▶ DIRECTIONS FOR THIS TASK:
Please quote the records verbatim, from the first line up to and including the line that contains "folder-icon (129, 107, 138, 115)".

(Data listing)
===============

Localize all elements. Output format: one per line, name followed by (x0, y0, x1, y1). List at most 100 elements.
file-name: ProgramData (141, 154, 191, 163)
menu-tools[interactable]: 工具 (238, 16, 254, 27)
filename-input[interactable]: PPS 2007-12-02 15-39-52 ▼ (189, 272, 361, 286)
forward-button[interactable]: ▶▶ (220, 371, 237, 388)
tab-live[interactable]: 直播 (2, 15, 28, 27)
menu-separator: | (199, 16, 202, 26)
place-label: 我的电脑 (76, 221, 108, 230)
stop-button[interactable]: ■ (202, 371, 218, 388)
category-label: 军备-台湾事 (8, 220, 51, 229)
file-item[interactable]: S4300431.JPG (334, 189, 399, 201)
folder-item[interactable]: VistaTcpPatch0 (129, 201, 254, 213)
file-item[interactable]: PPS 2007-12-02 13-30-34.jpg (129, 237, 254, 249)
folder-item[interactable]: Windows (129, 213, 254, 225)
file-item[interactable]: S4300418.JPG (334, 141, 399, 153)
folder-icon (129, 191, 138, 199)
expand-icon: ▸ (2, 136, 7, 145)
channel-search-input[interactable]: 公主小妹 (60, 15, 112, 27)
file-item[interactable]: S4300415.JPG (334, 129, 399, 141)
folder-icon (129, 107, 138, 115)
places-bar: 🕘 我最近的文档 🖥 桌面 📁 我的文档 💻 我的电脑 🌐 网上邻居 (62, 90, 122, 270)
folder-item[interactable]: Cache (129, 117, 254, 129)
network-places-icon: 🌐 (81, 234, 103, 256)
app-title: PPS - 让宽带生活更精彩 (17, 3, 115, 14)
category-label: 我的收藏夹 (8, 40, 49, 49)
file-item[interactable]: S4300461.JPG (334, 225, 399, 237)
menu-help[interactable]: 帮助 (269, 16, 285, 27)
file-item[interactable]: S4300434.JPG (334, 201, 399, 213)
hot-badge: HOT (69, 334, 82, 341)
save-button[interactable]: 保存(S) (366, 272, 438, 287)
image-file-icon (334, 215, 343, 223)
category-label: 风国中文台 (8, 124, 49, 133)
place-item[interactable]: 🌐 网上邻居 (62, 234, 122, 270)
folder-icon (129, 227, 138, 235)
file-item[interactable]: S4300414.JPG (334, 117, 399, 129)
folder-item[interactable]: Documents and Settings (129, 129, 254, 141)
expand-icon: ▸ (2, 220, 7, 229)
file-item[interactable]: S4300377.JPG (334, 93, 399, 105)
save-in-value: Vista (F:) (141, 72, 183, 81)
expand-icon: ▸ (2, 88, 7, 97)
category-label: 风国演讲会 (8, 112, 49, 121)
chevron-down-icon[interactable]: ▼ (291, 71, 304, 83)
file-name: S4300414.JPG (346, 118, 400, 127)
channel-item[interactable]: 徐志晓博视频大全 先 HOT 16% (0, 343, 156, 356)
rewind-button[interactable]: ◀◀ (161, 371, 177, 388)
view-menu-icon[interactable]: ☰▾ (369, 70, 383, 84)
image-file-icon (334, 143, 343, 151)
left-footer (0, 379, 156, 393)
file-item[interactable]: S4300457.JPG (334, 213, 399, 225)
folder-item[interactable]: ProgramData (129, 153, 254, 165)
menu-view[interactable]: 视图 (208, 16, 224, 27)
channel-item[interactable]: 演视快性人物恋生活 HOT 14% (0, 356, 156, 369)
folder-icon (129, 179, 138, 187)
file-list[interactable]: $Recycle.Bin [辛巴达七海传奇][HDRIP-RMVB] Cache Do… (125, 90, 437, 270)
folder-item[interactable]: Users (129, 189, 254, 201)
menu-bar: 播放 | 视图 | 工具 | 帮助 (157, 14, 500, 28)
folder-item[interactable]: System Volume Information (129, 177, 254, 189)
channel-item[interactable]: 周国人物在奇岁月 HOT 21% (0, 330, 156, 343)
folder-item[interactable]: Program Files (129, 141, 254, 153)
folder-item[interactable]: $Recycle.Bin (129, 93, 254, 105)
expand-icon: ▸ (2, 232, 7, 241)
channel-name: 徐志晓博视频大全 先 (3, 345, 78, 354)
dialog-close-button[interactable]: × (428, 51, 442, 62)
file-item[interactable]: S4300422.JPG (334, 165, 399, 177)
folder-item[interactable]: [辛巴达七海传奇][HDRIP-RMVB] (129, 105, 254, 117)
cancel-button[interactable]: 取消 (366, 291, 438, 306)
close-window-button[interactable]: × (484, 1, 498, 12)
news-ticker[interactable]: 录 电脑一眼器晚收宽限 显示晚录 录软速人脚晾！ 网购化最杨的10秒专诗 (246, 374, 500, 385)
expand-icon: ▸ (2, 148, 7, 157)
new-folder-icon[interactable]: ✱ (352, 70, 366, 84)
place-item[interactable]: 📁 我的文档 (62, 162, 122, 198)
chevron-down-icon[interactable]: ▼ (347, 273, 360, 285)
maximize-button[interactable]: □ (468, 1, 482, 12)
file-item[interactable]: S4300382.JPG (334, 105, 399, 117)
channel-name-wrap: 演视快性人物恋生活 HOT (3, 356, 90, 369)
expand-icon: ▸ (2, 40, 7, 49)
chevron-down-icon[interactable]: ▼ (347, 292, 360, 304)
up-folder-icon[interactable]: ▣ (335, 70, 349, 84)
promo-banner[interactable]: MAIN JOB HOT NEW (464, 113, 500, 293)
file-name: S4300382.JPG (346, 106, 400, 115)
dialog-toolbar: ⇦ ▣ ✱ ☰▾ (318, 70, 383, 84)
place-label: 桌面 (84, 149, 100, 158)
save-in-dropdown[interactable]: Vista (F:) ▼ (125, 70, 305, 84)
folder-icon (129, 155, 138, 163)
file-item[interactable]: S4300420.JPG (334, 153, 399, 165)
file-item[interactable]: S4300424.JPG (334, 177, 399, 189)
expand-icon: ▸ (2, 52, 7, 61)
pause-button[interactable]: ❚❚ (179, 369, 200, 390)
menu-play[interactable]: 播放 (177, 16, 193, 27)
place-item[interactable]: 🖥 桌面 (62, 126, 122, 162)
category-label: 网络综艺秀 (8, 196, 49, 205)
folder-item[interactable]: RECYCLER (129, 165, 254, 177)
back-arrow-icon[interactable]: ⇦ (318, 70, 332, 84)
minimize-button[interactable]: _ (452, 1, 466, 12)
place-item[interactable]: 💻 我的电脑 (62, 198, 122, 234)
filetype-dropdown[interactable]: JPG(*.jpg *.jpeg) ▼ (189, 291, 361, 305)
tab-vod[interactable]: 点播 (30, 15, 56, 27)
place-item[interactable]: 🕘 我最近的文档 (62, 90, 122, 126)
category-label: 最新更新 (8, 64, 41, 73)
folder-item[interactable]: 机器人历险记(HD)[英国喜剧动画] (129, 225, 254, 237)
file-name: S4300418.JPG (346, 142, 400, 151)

===============

▶ RESULT:
Localize all elements. Output format: one per line, name followed by (x0, y0, x1, y1). List at most 100 elements.
file-name: ProgramData (141, 154, 191, 163)
menu-tools[interactable]: 工具 (238, 16, 254, 27)
filename-input[interactable]: PPS 2007-12-02 15-39-52 ▼ (189, 272, 361, 286)
forward-button[interactable]: ▶▶ (220, 371, 237, 388)
tab-live[interactable]: 直播 (2, 15, 28, 27)
menu-separator: | (199, 16, 202, 26)
place-label: 我的电脑 (76, 221, 108, 230)
stop-button[interactable]: ■ (202, 371, 218, 388)
category-label: 军备-台湾事 (8, 220, 51, 229)
file-item[interactable]: S4300431.JPG (334, 189, 399, 201)
folder-item[interactable]: VistaTcpPatch0 (129, 201, 254, 213)
file-item[interactable]: PPS 2007-12-02 13-30-34.jpg (129, 237, 254, 249)
folder-item[interactable]: Windows (129, 213, 254, 225)
file-item[interactable]: S4300418.JPG (334, 141, 399, 153)
folder-icon (129, 191, 138, 199)
expand-icon: ▸ (2, 136, 7, 145)
channel-search-input[interactable]: 公主小妹 (60, 15, 112, 27)
file-item[interactable]: S4300415.JPG (334, 129, 399, 141)
folder-icon (129, 107, 138, 115)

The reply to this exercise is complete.